- [Provided material]:

___

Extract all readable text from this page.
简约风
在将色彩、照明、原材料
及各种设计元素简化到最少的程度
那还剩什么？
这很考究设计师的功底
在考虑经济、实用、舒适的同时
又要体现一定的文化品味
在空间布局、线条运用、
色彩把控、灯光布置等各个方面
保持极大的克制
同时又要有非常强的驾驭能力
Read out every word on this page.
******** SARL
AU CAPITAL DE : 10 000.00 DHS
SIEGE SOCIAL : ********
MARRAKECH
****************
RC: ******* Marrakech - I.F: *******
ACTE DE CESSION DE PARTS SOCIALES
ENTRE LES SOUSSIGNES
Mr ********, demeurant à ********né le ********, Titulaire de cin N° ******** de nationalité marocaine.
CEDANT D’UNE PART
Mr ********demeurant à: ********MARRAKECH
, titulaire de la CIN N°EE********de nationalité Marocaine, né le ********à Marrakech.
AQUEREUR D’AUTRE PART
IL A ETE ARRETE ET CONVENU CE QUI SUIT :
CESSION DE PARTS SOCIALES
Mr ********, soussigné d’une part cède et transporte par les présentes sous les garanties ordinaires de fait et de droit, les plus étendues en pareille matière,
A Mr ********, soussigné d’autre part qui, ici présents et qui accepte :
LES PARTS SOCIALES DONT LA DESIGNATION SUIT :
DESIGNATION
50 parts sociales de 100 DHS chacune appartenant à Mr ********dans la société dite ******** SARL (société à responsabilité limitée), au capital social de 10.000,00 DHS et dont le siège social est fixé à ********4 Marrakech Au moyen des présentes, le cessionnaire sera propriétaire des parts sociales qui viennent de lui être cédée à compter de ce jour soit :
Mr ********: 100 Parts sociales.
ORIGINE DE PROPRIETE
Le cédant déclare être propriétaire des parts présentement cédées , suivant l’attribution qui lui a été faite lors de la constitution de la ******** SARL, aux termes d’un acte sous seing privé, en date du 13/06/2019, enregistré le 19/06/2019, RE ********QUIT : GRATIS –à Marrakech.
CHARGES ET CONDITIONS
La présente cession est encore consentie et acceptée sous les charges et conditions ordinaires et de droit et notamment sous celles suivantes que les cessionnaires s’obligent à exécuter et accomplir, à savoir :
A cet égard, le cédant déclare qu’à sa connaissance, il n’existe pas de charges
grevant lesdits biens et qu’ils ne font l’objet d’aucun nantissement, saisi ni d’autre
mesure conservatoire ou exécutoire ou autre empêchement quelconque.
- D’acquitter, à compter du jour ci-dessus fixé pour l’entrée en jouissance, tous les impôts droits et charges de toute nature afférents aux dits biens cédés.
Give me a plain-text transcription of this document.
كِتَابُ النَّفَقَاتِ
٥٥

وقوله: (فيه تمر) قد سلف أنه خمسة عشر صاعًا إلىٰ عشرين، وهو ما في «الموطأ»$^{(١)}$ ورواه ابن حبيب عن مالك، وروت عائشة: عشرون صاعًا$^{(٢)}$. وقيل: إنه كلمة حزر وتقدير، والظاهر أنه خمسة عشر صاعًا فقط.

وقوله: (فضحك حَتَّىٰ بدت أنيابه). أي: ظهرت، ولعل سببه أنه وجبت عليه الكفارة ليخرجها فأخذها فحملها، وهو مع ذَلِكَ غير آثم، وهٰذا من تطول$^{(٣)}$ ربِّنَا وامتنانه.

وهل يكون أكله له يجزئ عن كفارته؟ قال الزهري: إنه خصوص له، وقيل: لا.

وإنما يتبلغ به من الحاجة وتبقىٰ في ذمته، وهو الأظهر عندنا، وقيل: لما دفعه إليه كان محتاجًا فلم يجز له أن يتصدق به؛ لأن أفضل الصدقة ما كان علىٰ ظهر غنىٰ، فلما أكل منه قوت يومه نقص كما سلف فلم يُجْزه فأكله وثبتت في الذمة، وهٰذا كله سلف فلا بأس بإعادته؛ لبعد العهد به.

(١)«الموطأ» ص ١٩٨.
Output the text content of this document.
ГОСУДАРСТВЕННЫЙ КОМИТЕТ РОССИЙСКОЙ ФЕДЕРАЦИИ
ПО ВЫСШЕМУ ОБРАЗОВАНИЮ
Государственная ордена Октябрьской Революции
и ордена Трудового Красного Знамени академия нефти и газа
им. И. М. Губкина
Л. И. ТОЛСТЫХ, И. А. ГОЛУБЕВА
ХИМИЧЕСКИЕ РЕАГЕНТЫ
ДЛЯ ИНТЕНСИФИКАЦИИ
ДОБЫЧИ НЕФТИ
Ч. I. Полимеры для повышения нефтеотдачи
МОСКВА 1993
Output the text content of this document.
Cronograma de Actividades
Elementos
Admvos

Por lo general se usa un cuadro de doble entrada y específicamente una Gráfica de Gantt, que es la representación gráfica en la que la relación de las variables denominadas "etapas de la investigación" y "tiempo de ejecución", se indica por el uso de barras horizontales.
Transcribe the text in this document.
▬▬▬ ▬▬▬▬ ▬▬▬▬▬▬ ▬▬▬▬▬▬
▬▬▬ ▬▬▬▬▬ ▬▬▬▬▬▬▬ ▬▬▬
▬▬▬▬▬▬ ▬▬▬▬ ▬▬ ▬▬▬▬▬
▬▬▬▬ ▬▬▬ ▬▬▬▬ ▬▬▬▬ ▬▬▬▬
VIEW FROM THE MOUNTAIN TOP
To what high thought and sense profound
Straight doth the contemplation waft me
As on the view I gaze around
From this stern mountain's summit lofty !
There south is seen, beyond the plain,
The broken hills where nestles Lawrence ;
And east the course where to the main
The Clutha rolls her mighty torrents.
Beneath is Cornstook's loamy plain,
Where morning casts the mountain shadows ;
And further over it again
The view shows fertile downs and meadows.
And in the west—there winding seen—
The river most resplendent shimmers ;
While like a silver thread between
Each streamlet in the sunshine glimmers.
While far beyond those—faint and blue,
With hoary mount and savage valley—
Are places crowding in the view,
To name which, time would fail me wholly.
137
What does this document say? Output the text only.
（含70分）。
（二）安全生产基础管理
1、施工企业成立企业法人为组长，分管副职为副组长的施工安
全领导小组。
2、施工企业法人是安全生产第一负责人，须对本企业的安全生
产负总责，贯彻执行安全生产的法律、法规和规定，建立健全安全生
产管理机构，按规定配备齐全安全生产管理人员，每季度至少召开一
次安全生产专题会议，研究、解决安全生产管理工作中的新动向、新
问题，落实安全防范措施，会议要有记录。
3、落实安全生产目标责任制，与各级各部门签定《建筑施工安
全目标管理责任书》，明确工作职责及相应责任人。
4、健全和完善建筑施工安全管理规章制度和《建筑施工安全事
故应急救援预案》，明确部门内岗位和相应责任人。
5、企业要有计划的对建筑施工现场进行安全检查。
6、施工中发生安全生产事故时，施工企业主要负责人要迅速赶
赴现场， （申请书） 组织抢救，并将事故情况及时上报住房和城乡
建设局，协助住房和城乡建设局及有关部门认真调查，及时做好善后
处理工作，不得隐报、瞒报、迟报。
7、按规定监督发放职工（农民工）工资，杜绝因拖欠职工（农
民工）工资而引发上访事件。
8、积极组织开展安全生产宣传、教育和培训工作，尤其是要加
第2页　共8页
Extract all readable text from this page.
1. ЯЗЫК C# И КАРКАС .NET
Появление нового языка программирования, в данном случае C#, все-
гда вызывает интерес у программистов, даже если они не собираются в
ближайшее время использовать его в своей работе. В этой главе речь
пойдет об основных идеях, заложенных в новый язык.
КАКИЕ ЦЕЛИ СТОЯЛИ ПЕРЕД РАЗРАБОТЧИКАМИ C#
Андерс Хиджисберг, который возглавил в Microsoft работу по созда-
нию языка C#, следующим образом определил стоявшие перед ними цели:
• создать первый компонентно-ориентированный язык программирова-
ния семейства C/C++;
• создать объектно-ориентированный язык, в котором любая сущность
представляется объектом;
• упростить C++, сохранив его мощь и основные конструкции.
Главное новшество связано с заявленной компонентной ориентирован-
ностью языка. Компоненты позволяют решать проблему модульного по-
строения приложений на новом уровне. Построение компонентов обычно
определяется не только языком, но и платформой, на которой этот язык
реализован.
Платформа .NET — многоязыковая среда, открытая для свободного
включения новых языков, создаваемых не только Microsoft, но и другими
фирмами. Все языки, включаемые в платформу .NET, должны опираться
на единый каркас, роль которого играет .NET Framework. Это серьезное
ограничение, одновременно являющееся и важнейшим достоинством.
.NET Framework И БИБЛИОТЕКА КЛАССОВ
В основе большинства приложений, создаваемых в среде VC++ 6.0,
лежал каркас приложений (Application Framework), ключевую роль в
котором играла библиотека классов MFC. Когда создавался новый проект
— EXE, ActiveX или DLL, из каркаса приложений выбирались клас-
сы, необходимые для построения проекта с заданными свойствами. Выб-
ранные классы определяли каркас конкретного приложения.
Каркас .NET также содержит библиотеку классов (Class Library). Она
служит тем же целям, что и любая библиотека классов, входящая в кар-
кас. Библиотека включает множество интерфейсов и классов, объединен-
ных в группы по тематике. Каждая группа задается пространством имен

___

- [Exercise]:
Find the word "demeurant" in the material, then list each line that holds it.

- [Expected answer]:
Mr ********, demeurant à ********né le ********, Titulaire de cin N° ******** de nationalité marocaine.
Mr ********demeurant à: ********MARRAKECH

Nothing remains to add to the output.